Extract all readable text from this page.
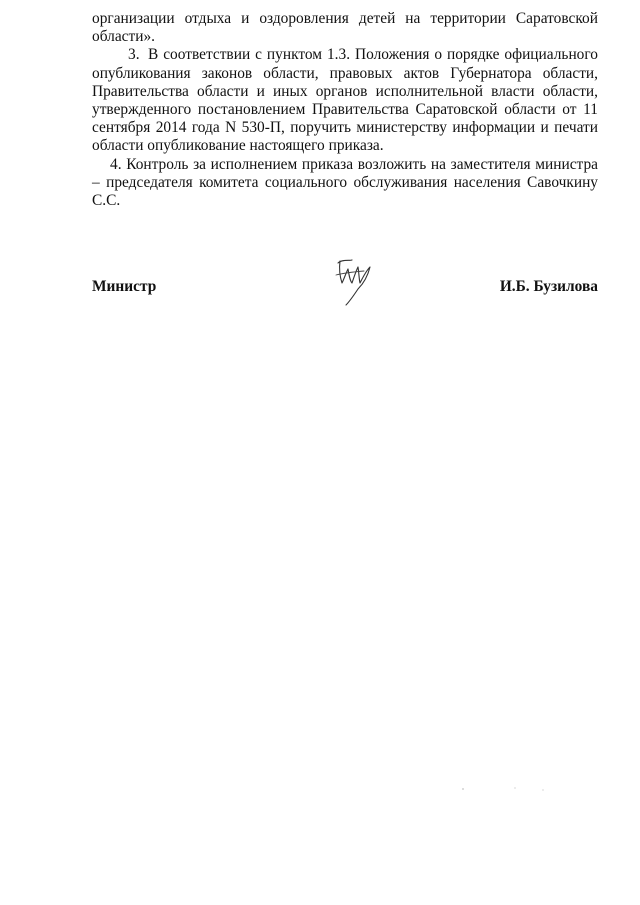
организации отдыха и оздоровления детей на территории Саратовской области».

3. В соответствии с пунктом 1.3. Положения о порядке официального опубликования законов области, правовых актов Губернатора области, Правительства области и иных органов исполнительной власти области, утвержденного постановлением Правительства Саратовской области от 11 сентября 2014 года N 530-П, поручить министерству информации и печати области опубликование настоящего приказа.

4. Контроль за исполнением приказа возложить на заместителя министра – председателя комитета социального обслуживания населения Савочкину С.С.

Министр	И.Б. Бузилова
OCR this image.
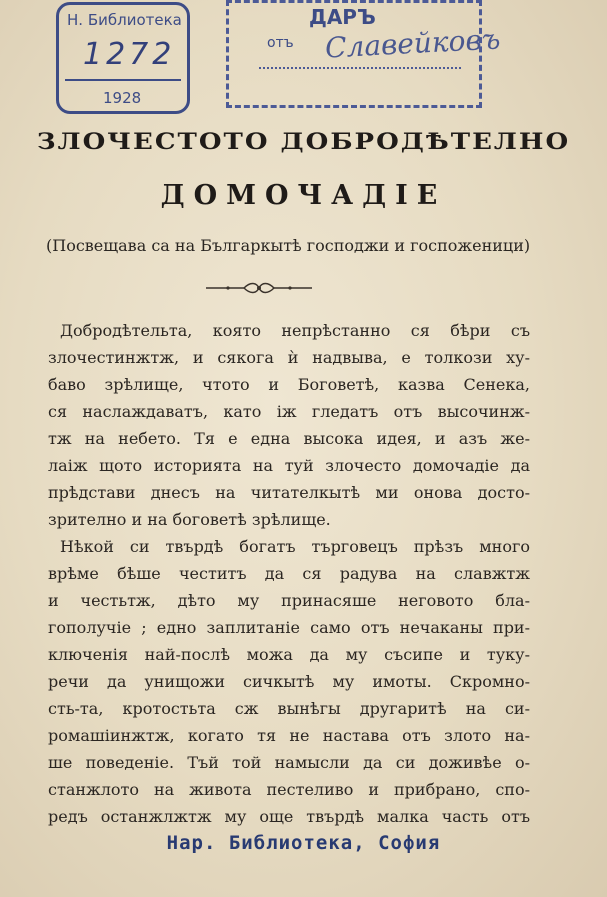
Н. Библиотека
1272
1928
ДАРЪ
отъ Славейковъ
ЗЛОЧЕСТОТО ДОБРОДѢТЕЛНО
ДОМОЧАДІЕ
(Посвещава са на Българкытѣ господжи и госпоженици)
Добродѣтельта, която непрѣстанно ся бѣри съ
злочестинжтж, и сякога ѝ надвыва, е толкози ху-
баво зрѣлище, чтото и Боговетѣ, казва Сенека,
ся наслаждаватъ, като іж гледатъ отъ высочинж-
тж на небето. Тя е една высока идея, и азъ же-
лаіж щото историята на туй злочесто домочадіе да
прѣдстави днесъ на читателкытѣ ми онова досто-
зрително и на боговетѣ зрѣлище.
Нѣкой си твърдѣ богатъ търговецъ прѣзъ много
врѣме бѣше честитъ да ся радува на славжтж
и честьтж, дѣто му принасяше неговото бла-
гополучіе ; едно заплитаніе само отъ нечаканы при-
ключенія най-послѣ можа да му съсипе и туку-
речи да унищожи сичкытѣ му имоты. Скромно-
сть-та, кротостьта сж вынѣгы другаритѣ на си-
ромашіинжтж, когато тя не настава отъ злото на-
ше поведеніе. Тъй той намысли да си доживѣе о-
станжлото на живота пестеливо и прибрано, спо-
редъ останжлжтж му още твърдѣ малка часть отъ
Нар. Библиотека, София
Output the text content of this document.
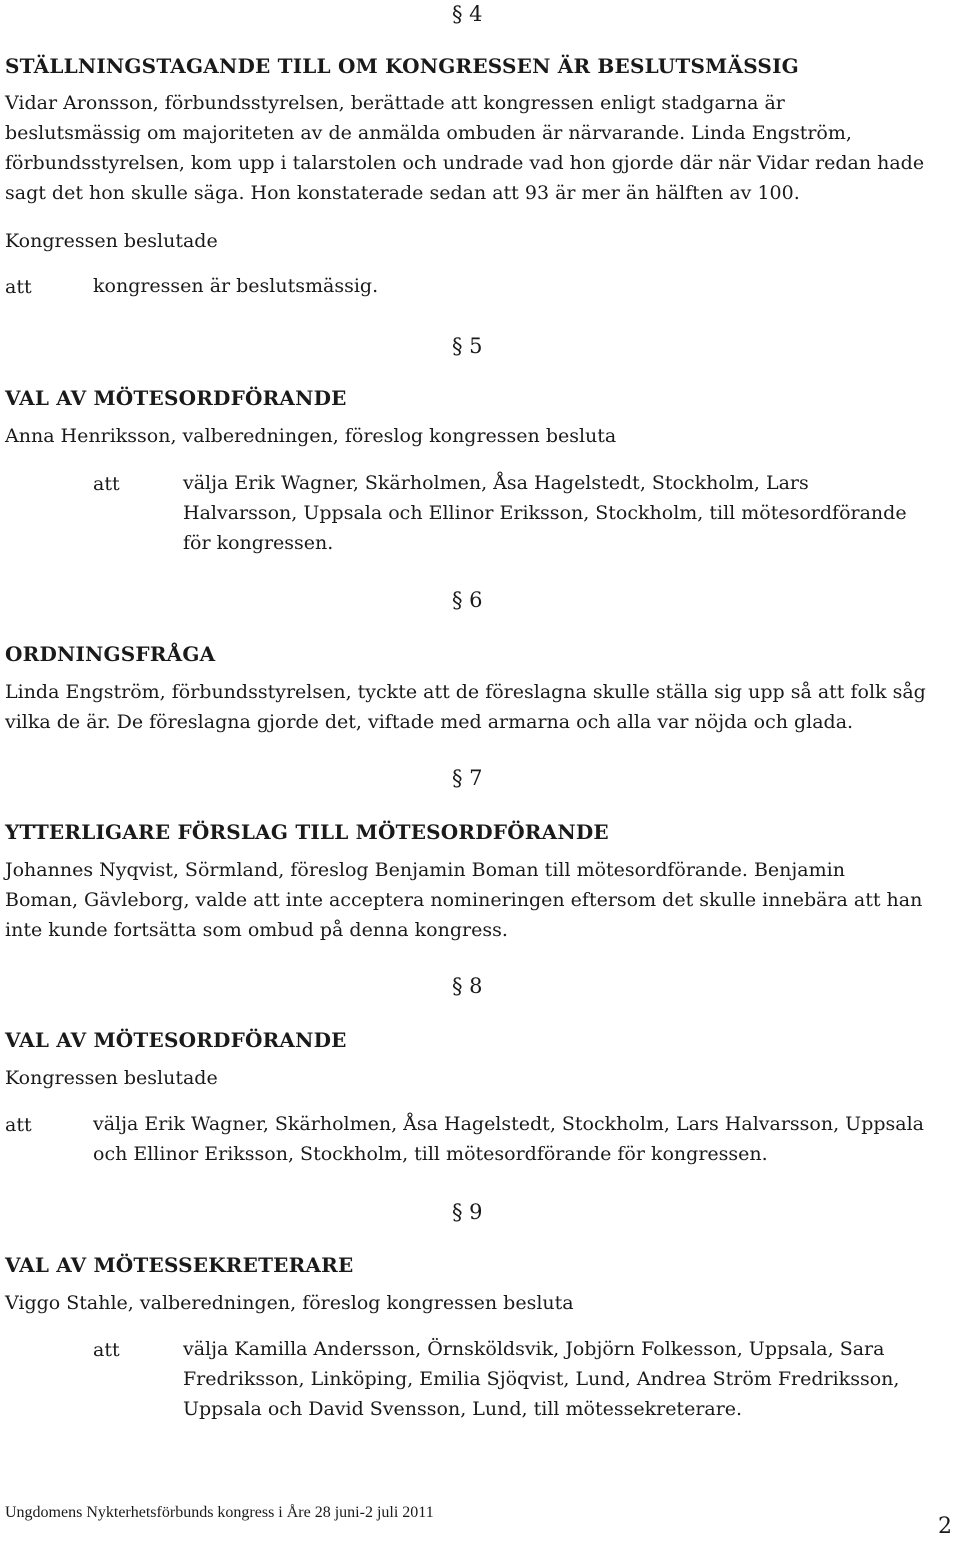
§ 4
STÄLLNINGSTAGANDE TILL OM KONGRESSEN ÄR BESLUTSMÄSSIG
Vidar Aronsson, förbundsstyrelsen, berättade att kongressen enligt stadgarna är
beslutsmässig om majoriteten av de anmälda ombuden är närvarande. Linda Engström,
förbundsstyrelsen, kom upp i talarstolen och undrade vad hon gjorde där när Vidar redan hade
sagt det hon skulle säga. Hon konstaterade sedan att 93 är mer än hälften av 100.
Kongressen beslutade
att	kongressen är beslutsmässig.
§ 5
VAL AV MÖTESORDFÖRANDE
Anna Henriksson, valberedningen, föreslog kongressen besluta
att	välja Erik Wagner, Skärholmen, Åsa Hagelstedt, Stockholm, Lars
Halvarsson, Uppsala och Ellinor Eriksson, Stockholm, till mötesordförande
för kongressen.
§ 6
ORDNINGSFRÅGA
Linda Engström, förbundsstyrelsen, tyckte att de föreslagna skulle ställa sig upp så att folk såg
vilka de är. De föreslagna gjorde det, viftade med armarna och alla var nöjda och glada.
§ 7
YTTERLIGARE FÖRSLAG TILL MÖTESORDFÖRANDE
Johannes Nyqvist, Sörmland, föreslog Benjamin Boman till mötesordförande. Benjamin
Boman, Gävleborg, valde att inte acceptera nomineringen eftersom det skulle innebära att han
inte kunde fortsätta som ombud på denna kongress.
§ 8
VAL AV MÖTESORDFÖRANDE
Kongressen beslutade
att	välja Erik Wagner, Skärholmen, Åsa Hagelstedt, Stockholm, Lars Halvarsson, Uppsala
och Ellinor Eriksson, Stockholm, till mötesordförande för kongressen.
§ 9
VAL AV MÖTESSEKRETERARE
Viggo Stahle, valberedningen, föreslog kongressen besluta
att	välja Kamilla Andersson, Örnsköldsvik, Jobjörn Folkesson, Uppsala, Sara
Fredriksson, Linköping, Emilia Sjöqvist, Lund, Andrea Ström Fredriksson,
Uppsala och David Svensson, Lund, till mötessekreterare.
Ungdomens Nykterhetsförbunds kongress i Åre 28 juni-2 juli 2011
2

☆ ☆ ☆

# [TASK]
Can you repeat every record above exactly, apart from the pictures?

# [TASK ANSWER]
Extract all readable text from this page.
организации отдыха и оздоровления детей на территории Саратовской области».

3. В соответствии с пунктом 1.3. Положения о порядке официального опубликования законов области, правовых актов Губернатора области, Правительства области и иных органов исполнительной власти области, утвержденного постановлением Правительства Саратовской области от 11 сентября 2014 года N 530-П, поручить министерству информации и печати области опубликование настоящего приказа.

4. Контроль за исполнением приказа возложить на заместителя министра – председателя комитета социального обслуживания населения Савочкину С.С.

Министр	И.Б. Бузилова
OCR this image.
Н. Библиотека
1272
1928
ДАРЪ
отъ Славейковъ
ЗЛОЧЕСТОТО ДОБРОДѢТЕЛНО
ДОМОЧАДІЕ
(Посвещава са на Българкытѣ господжи и госпоженици)
Добродѣтельта, която непрѣстанно ся бѣри съ
злочестинжтж, и сякога ѝ надвыва, е толкози ху-
баво зрѣлище, чтото и Боговетѣ, казва Сенека,
ся наслаждаватъ, като іж гледатъ отъ высочинж-
тж на небето. Тя е една высока идея, и азъ же-
лаіж щото историята на туй злочесто домочадіе да
прѣдстави днесъ на читателкытѣ ми онова досто-
зрително и на боговетѣ зрѣлище.
Нѣкой си твърдѣ богатъ търговецъ прѣзъ много
врѣме бѣше честитъ да ся радува на славжтж
и честьтж, дѣто му принасяше неговото бла-
гополучіе ; едно заплитаніе само отъ нечаканы при-
ключенія най-послѣ можа да му съсипе и туку-
речи да унищожи сичкытѣ му имоты. Скромно-
сть-та, кротостьта сж вынѣгы другаритѣ на си-
ромашіинжтж, когато тя не настава отъ злото на-
ше поведеніе. Тъй той намысли да си доживѣе о-
станжлото на живота пестеливо и прибрано, спо-
редъ останжлжтж му още твърдѣ малка часть отъ
Нар. Библиотека, София
Output the text content of this document.
§ 4
STÄLLNINGSTAGANDE TILL OM KONGRESSEN ÄR BESLUTSMÄSSIG
Vidar Aronsson, förbundsstyrelsen, berättade att kongressen enligt stadgarna är
beslutsmässig om majoriteten av de anmälda ombuden är närvarande. Linda Engström,
förbundsstyrelsen, kom upp i talarstolen och undrade vad hon gjorde där när Vidar redan hade
sagt det hon skulle säga. Hon konstaterade sedan att 93 är mer än hälften av 100.
Kongressen beslutade
att	kongressen är beslutsmässig.
§ 5
VAL AV MÖTESORDFÖRANDE
Anna Henriksson, valberedningen, föreslog kongressen besluta
att	välja Erik Wagner, Skärholmen, Åsa Hagelstedt, Stockholm, Lars
Halvarsson, Uppsala och Ellinor Eriksson, Stockholm, till mötesordförande
för kongressen.
§ 6
ORDNINGSFRÅGA
Linda Engström, förbundsstyrelsen, tyckte att de föreslagna skulle ställa sig upp så att folk såg
vilka de är. De föreslagna gjorde det, viftade med armarna och alla var nöjda och glada.
§ 7
YTTERLIGARE FÖRSLAG TILL MÖTESORDFÖRANDE
Johannes Nyqvist, Sörmland, föreslog Benjamin Boman till mötesordförande. Benjamin
Boman, Gävleborg, valde att inte acceptera nomineringen eftersom det skulle innebära att han
inte kunde fortsätta som ombud på denna kongress.
§ 8
VAL AV MÖTESORDFÖRANDE
Kongressen beslutade
att	välja Erik Wagner, Skärholmen, Åsa Hagelstedt, Stockholm, Lars Halvarsson, Uppsala
och Ellinor Eriksson, Stockholm, till mötesordförande för kongressen.
§ 9
VAL AV MÖTESSEKRETERARE
Viggo Stahle, valberedningen, föreslog kongressen besluta
att	välja Kamilla Andersson, Örnsköldsvik, Jobjörn Folkesson, Uppsala, Sara
Fredriksson, Linköping, Emilia Sjöqvist, Lund, Andrea Ström Fredriksson,
Uppsala och David Svensson, Lund, till mötessekreterare.
Ungdomens Nykterhetsförbunds kongress i Åre 28 juni-2 juli 2011
2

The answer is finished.